AIM
Quote the entries word for word. Omit the pictures.

DATASET CONTENT
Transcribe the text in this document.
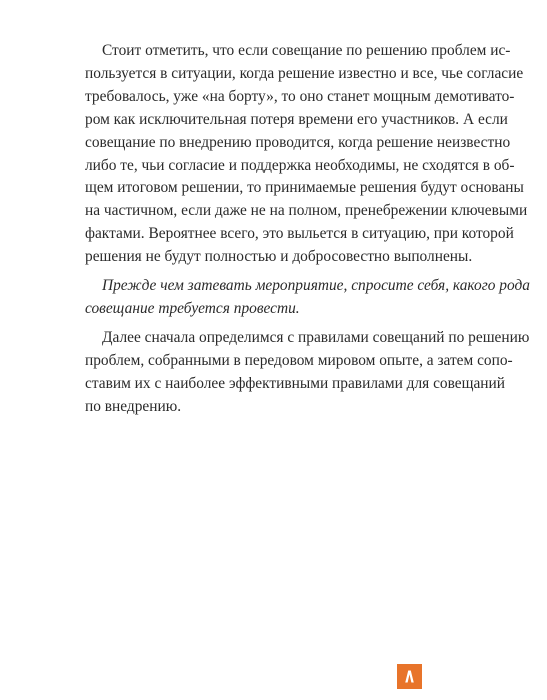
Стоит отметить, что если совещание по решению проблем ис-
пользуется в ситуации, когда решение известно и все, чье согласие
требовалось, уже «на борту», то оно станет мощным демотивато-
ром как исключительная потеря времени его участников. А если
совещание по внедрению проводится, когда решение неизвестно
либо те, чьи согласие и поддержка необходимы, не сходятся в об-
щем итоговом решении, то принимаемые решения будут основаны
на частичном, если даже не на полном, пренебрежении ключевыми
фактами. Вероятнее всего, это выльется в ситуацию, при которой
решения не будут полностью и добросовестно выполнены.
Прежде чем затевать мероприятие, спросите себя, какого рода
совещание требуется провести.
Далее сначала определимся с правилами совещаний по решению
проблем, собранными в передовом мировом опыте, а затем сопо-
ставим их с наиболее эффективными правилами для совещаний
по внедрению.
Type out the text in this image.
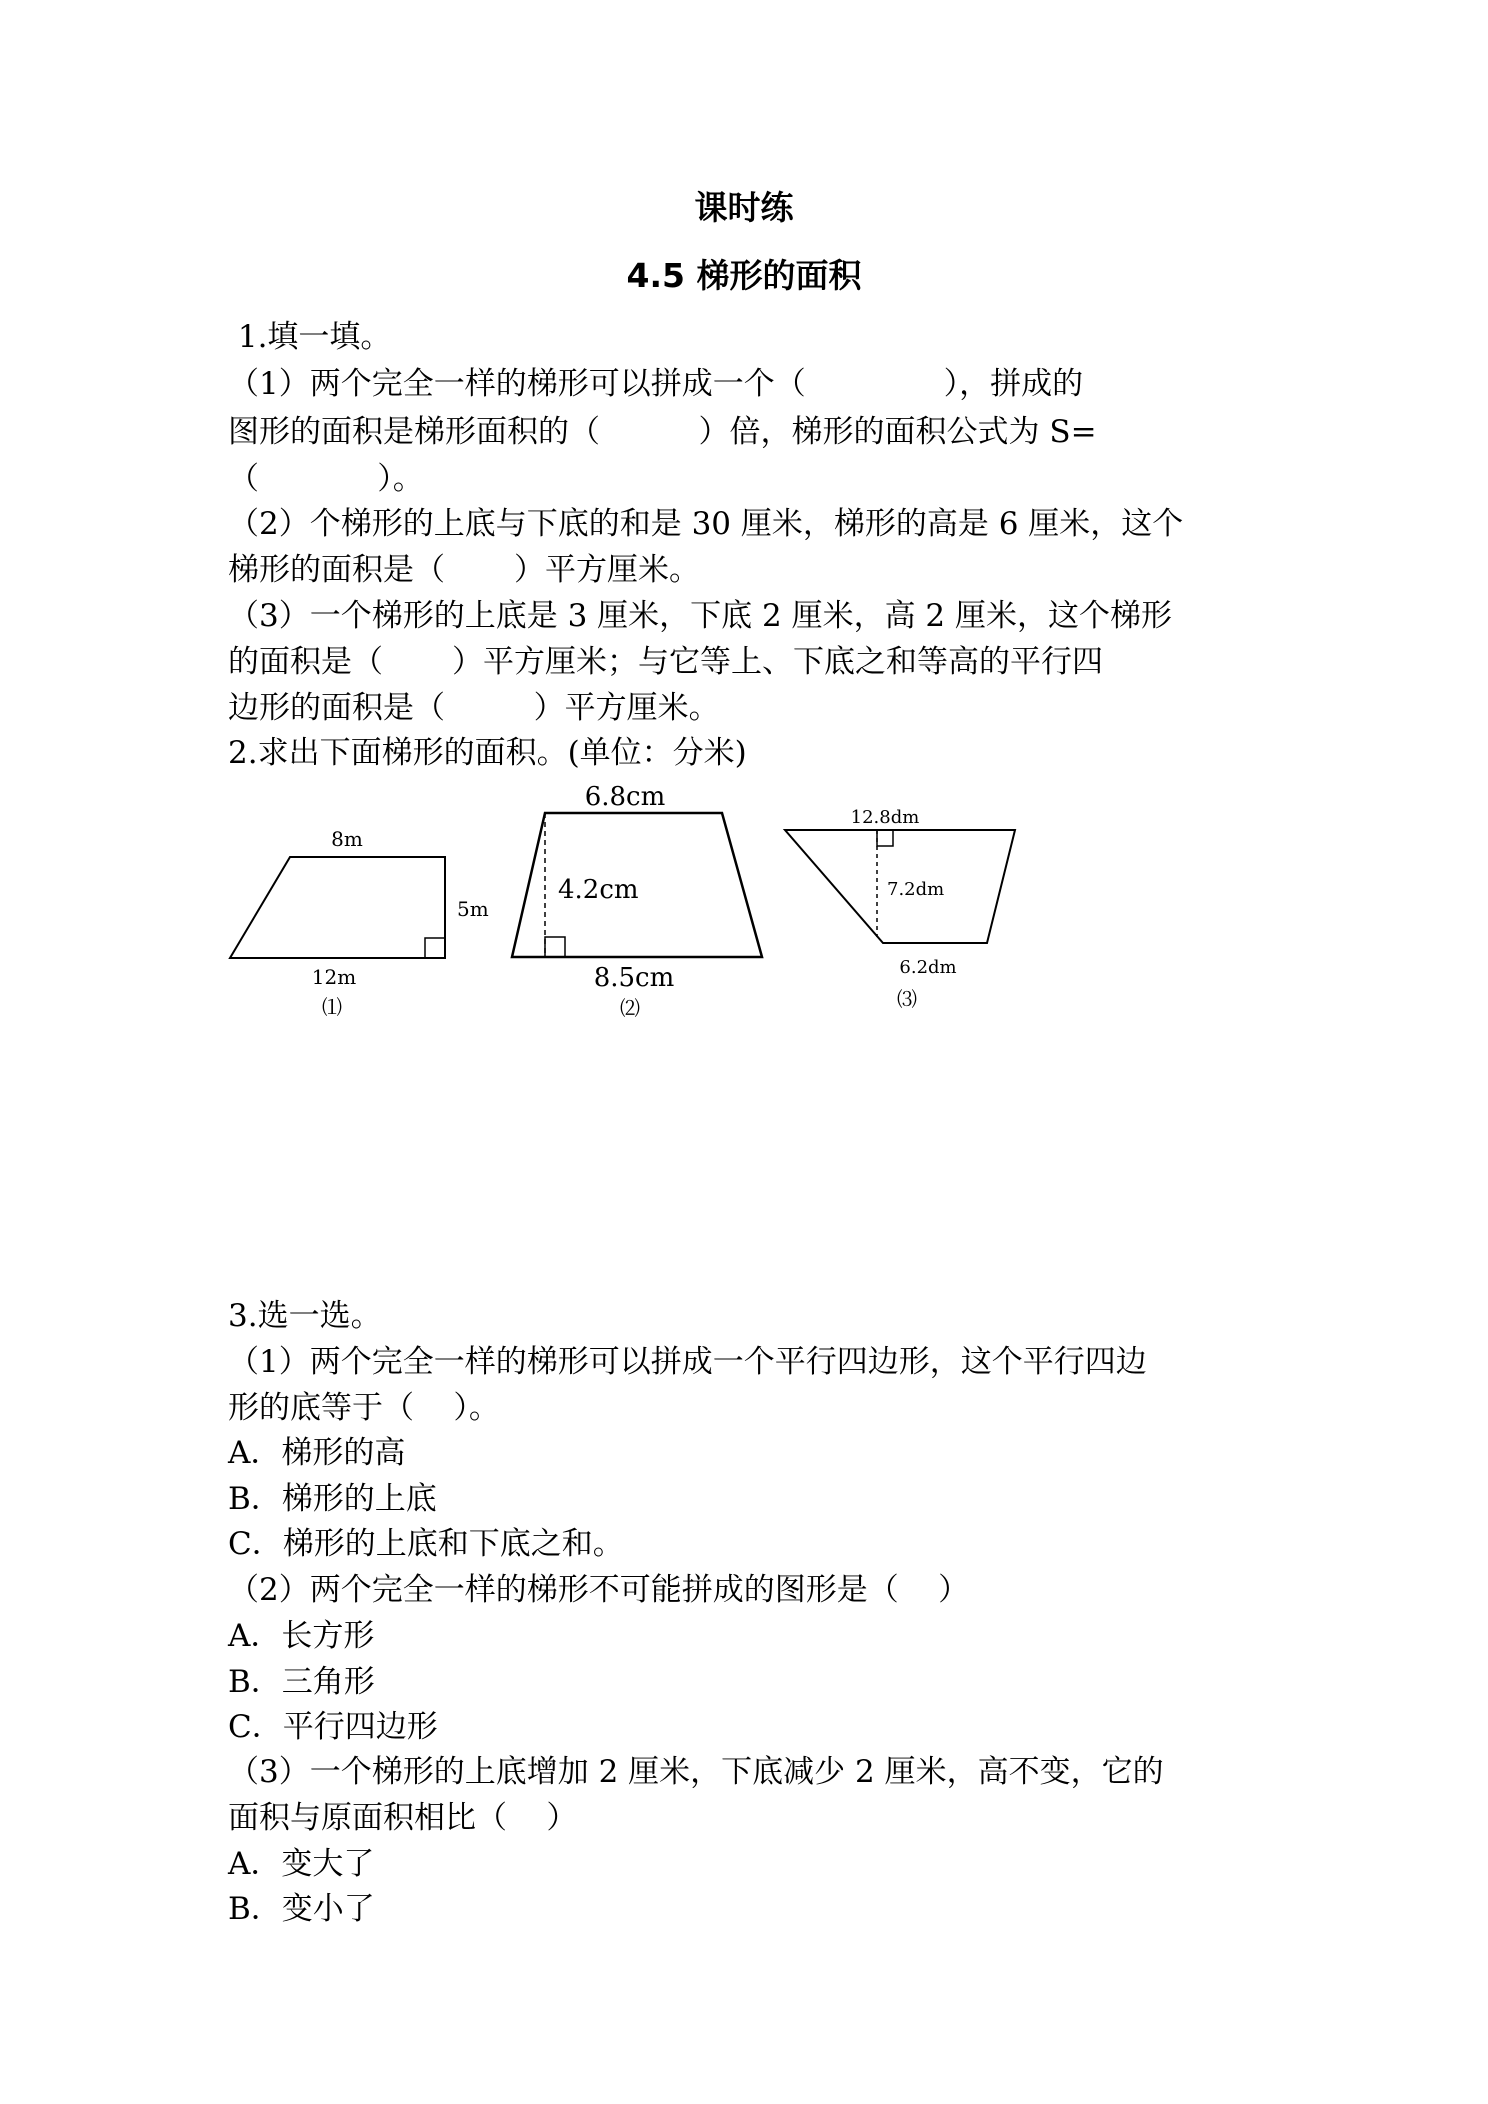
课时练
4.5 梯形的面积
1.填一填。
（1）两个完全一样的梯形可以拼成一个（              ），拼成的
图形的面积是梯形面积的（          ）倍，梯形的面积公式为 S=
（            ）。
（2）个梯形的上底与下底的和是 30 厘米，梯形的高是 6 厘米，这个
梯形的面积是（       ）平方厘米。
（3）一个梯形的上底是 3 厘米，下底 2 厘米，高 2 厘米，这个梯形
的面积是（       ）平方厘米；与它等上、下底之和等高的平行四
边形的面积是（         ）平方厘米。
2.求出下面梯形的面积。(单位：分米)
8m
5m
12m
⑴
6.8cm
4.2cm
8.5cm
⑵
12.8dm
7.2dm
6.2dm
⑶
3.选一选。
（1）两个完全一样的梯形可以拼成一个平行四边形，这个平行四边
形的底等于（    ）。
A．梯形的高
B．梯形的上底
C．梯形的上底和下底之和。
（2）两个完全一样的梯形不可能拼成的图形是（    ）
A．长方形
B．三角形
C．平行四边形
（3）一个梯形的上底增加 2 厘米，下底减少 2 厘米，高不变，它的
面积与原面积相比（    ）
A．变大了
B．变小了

RESPONSE TO THE EXERCISE
Transcribe the text in this document.
Стоит отметить, что если совещание по решению проблем ис-
пользуется в ситуации, когда решение известно и все, чье согласие
требовалось, уже «на борту», то оно станет мощным демотивато-
ром как исключительная потеря времени его участников. А если
совещание по внедрению проводится, когда решение неизвестно
либо те, чьи согласие и поддержка необходимы, не сходятся в об-
щем итоговом решении, то принимаемые решения будут основаны
на частичном, если даже не на полном, пренебрежении ключевыми
фактами. Вероятнее всего, это выльется в ситуацию, при которой
решения не будут полностью и добросовестно выполнены.
Прежде чем затевать мероприятие, спросите себя, какого рода
совещание требуется провести.
Далее сначала определимся с правилами совещаний по решению
проблем, собранными в передовом мировом опыте, а затем сопо-
ставим их с наиболее эффективными правилами для совещаний
по внедрению.
Type out the text in this image.
课时练
4.5 梯形的面积
1.填一填。
（1）两个完全一样的梯形可以拼成一个（              ），拼成的
图形的面积是梯形面积的（          ）倍，梯形的面积公式为 S=
（            ）。
（2）个梯形的上底与下底的和是 30 厘米，梯形的高是 6 厘米，这个
梯形的面积是（       ）平方厘米。
（3）一个梯形的上底是 3 厘米，下底 2 厘米，高 2 厘米，这个梯形
的面积是（       ）平方厘米；与它等上、下底之和等高的平行四
边形的面积是（         ）平方厘米。
2.求出下面梯形的面积。(单位：分米)
8m
5m
12m
⑴
6.8cm
4.2cm
8.5cm
⑵
12.8dm
7.2dm
6.2dm
⑶
3.选一选。
（1）两个完全一样的梯形可以拼成一个平行四边形，这个平行四边
形的底等于（    ）。
A．梯形的高
B．梯形的上底
C．梯形的上底和下底之和。
（2）两个完全一样的梯形不可能拼成的图形是（    ）
A．长方形
B．三角形
C．平行四边形
（3）一个梯形的上底增加 2 厘米，下底减少 2 厘米，高不变，它的
面积与原面积相比（    ）
A．变大了
B．变小了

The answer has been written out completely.